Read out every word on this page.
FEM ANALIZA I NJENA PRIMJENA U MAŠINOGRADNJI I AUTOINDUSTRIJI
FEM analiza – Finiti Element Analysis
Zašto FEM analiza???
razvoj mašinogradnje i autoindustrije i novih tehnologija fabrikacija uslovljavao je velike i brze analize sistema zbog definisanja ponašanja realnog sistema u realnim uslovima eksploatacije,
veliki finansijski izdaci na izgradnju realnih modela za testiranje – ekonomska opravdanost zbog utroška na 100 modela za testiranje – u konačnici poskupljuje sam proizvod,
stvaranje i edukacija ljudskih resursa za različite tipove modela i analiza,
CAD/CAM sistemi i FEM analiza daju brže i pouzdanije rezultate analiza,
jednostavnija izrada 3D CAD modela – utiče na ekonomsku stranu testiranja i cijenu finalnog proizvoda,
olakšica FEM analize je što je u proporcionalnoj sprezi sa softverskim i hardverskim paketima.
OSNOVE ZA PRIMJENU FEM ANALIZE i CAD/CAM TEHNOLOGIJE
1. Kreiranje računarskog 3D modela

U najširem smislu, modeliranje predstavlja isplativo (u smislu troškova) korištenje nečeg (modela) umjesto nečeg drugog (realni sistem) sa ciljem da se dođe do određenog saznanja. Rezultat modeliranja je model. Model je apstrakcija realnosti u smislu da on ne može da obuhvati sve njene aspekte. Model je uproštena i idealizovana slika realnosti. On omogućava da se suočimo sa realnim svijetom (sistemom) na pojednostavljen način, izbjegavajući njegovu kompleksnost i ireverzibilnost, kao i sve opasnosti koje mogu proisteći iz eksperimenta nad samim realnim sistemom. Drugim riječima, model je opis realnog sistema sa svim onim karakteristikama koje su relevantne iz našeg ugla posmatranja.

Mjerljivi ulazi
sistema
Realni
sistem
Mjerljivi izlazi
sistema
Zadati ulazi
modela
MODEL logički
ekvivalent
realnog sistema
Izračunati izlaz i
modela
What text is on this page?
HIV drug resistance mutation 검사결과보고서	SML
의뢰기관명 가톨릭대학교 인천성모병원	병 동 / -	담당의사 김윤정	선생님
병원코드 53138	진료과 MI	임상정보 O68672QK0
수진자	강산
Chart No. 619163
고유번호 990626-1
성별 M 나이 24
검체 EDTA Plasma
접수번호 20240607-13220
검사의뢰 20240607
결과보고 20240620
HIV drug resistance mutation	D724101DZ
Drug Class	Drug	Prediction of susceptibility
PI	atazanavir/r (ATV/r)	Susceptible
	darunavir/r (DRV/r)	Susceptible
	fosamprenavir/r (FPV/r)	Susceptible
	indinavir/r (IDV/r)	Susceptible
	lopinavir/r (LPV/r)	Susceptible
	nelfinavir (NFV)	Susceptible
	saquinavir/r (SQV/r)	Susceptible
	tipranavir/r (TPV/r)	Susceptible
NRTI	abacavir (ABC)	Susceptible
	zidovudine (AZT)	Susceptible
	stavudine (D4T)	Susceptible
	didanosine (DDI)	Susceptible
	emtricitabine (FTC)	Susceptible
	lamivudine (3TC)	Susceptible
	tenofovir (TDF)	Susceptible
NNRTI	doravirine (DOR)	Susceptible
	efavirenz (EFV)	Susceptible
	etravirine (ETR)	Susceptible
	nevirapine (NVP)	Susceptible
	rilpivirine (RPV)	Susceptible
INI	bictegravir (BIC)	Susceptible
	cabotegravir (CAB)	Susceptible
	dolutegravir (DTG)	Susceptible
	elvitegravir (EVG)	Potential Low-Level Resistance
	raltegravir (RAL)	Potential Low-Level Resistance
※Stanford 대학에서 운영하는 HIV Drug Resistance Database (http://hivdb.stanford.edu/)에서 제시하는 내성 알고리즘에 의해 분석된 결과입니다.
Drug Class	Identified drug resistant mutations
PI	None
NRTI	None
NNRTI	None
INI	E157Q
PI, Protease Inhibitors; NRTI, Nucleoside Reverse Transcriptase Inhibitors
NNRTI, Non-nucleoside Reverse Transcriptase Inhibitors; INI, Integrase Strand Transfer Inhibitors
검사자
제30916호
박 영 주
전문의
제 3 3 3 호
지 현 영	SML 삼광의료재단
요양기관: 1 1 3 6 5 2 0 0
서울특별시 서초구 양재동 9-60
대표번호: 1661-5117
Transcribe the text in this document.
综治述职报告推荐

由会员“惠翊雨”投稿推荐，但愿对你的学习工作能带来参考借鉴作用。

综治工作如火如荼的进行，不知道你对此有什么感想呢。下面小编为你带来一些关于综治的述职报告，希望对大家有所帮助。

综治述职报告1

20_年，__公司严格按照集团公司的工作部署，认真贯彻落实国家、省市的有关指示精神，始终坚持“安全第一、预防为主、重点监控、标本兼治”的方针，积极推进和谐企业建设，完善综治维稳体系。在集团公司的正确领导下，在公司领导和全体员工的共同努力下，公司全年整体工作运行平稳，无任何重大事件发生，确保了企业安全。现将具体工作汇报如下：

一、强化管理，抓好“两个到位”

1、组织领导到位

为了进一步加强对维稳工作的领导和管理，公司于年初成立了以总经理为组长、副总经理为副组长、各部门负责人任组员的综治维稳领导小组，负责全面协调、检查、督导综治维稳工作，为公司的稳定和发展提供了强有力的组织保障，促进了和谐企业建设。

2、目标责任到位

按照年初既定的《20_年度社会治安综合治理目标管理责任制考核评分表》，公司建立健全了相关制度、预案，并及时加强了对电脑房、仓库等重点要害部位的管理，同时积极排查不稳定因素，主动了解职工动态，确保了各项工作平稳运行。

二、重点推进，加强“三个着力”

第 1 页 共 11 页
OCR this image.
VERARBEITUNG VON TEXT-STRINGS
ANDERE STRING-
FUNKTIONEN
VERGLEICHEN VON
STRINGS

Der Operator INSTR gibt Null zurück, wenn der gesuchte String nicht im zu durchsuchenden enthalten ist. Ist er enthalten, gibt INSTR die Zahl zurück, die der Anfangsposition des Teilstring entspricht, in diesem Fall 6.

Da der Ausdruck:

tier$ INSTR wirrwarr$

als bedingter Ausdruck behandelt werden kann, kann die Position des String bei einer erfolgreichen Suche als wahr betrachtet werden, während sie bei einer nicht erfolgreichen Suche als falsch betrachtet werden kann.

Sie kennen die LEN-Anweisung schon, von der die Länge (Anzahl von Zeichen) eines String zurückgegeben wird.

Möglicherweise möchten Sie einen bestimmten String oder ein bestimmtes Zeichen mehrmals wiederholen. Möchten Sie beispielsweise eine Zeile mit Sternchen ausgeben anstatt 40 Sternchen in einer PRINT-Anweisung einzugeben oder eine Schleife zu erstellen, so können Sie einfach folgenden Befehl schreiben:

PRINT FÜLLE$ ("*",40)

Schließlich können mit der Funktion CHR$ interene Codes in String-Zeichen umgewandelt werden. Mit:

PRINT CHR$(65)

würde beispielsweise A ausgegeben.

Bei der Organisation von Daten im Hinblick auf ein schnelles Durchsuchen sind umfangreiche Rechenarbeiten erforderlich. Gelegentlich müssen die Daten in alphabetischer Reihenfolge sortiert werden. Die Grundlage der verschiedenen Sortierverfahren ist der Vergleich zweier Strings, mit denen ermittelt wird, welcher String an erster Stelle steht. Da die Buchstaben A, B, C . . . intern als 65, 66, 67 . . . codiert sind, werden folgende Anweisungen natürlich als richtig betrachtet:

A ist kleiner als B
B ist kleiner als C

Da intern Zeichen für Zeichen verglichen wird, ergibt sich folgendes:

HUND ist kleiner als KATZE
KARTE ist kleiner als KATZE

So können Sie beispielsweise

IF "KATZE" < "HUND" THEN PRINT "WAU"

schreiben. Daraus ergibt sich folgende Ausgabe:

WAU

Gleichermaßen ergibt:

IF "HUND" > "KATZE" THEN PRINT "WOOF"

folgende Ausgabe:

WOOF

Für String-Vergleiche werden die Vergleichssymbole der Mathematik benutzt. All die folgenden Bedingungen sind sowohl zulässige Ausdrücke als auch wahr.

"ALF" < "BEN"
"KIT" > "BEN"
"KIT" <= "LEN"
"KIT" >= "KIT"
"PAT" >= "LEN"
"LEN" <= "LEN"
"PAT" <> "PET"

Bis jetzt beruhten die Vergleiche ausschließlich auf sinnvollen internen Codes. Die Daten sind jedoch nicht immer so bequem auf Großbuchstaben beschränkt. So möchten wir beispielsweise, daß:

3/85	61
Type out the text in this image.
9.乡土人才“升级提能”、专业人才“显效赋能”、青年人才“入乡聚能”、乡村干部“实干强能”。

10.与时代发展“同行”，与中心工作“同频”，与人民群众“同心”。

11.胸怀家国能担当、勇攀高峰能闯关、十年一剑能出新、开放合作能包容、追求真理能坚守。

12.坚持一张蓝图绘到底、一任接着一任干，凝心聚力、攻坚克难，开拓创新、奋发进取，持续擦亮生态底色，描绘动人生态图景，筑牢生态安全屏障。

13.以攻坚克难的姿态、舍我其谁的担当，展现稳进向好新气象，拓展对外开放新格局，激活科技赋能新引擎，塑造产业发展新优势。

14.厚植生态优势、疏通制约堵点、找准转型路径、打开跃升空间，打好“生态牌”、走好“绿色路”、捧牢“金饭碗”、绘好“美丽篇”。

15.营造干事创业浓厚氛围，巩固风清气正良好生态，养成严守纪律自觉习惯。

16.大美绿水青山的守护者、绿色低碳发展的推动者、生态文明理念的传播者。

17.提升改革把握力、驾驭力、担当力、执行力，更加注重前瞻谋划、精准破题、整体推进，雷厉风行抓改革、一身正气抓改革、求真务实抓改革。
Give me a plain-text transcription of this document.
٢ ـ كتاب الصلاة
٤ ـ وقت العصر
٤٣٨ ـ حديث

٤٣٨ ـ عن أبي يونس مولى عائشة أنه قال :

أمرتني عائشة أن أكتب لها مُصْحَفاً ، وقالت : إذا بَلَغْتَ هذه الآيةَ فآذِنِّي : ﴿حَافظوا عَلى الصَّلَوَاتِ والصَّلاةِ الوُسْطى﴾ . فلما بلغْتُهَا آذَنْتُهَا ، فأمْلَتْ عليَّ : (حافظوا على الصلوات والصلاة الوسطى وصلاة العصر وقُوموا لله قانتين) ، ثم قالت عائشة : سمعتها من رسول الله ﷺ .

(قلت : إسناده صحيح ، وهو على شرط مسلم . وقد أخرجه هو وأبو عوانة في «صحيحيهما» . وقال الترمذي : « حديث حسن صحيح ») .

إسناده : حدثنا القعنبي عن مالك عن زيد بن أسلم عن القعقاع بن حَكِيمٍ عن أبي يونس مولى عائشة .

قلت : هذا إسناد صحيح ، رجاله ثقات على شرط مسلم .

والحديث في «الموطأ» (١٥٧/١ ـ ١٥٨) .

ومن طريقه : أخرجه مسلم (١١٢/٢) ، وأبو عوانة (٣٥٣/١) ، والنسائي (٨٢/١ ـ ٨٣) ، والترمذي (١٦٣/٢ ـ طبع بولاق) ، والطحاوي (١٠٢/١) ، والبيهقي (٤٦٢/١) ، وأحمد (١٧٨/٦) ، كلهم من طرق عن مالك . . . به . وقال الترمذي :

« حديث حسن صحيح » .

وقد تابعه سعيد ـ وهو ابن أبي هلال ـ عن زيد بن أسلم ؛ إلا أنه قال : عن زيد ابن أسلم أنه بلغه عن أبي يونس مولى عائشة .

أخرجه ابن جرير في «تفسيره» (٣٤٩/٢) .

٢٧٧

○ ○ ○

## Task
Using the records above, select and copy every line that has the word "العصر".

## Solution to the exercise
٤ ـ وقت العصر
أمرتني عائشة أن أكتب لها مُصْحَفاً ، وقالت : إذا بَلَغْتَ هذه الآيةَ فآذِنِّي : ﴿حَافظوا عَلى الصَّلَوَاتِ والصَّلاةِ الوُسْطى﴾ . فلما بلغْتُهَا آذَنْتُهَا ، فأمْلَتْ عليَّ : (حافظوا على الصلوات والصلاة الوسطى وصلاة العصر وقُوموا لله قانتين) ، ثم قالت عائشة : سمعتها من رسول الله ﷺ .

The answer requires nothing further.